Make est capable de générer certains fichiers même si on ne lui donne pas de règle appropriée. En effet, certaines commandes sont assez standard, comme la compilation d’un fichier .c en .o par exemple. Ainsi, dans l’exemple ci-dessus, si make n’avait pas trouvé de règle pour construitre prog.o à partir de prog.c, il aurait tout de même été capable de le faire. Cependant, l’utilisation de ces règles implicites induit des difficultés supplémentaires lors de la rédaction du Makefile. On désactivera donc cette fonction de make en utilisant la directive .SUFFIXES:.

Raccourcis

Make permet d’utiliser des raccourcis pour éviter d’avoir à taper des longues listes de fichiers. On présente ici les trois raccourcis les plus utiles :

$@
représente la liste des cibles.
$^
représente la liste des dépendances.
$<
représente la première dépendance (ie : la plus à gauche dans la liste).

Exemple :

prog: prog.o module.o
    gcc -o $@ $^

fct.o: fct.c fct.h
    gcc -c -o $@ $<

Ces raccourcis sont surtout utiles lorsqu’on utilise des règles génériques.

EXTRAIT DE DONNÉES
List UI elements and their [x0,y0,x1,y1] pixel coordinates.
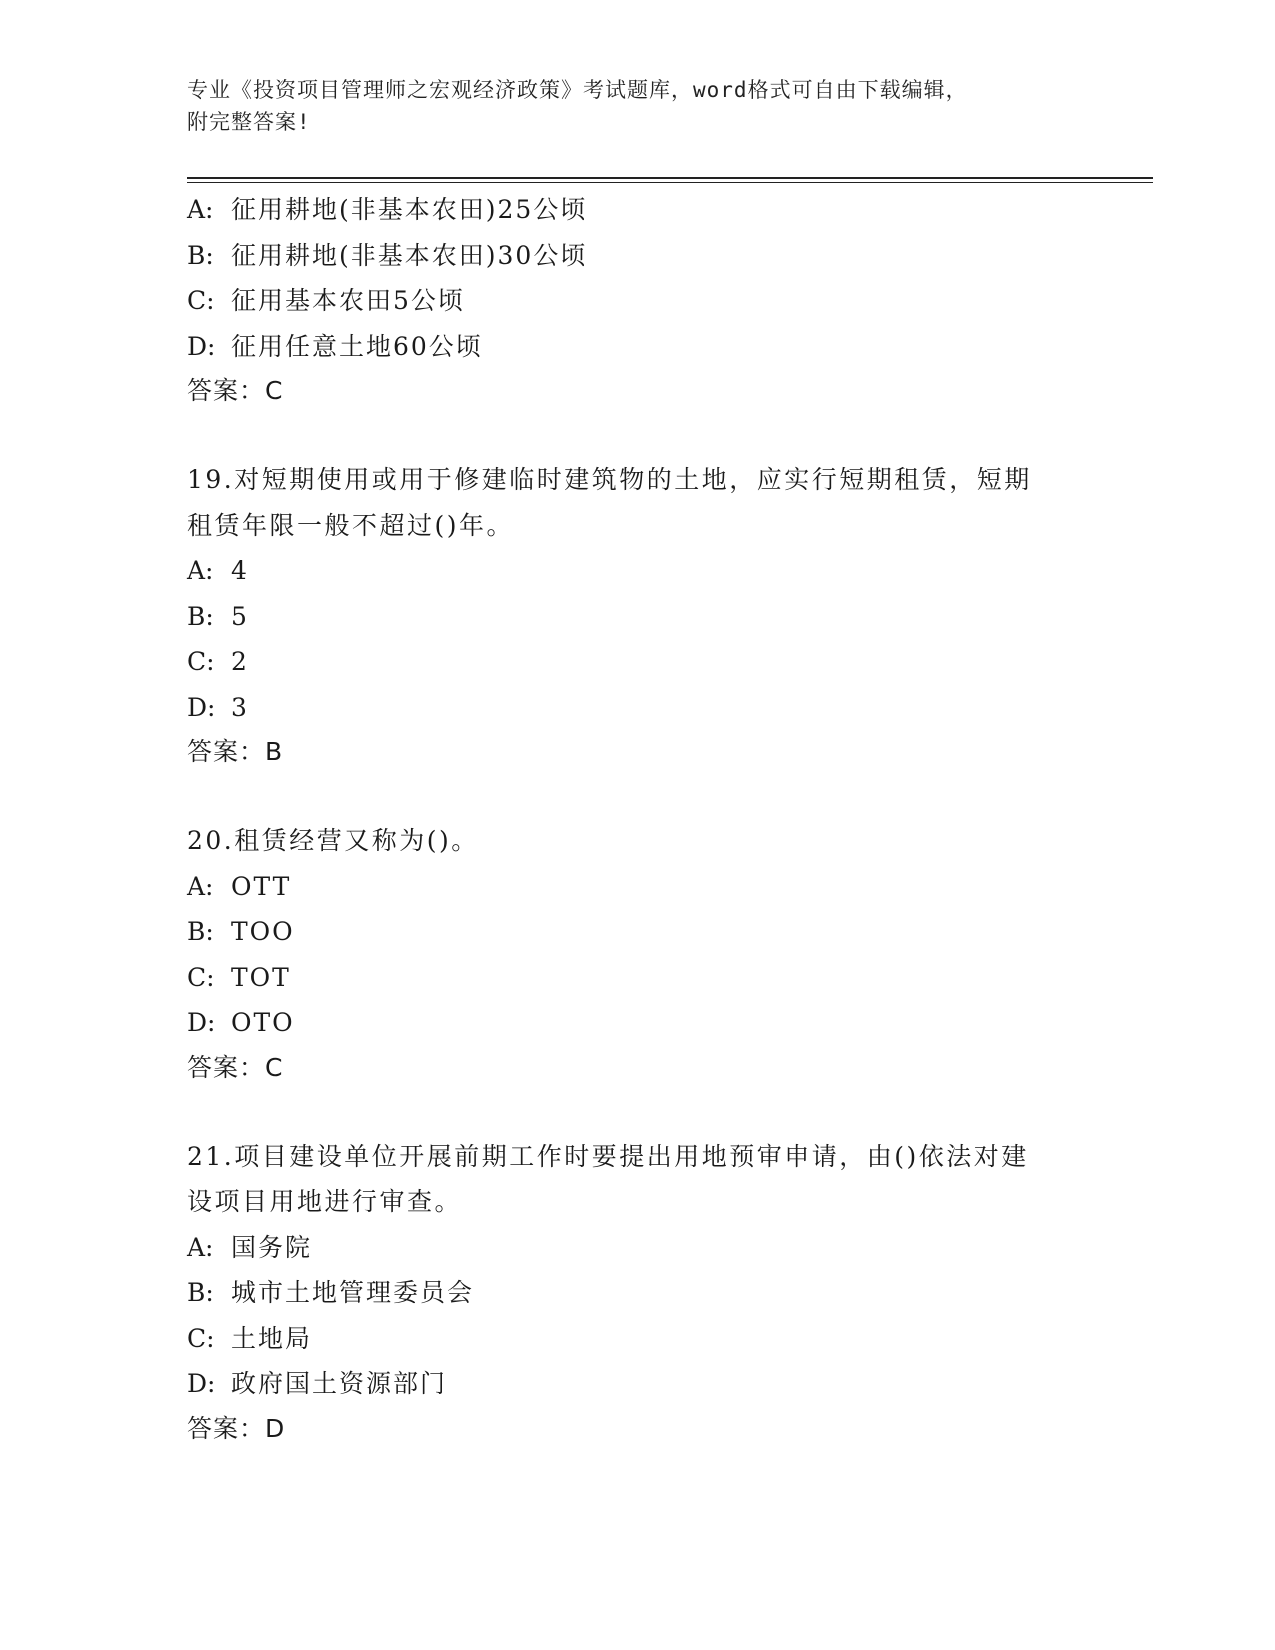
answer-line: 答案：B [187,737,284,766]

CONSIGNES
[1] D'après le texte sur les Makefile, quelle directive sert à désactiver les règles implicites de make ?
[2] Recopiez fidèlement le passage du texte sur les Makefile compris entre « Make est capable » et « dans la liste). », ces deux extrémités incluses.

RÉPONSES RÉDIGÉES
[1] La directive .SUFFIXES: permet de désactiver cette fonction de make.

[2]
Make est capable de générer certains fichiers même si on ne lui donne pas de règle appropriée. En effet, certaines commandes sont assez standard, comme la compilation d’un fichier .c en .o par exemple. Ainsi, dans l’exemple ci-dessus, si make n’avait pas trouvé de règle pour construitre prog.o à partir de prog.c, il aurait tout de même été capable de le faire. Cependant, l’utilisation de ces règles implicites induit des difficultés supplémentaires lors de la rédaction du Makefile. On désactivera donc cette fonction de make en utilisant la directive .SUFFIXES:.

Raccourcis

Make permet d’utiliser des raccourcis pour éviter d’avoir à taper des longues listes de fichiers. On présente ici les trois raccourcis les plus utiles :

$@
représente la liste des cibles.
$^
représente la liste des dépendances.
$<
représente la première dépendance (ie : la plus à gauche dans la liste).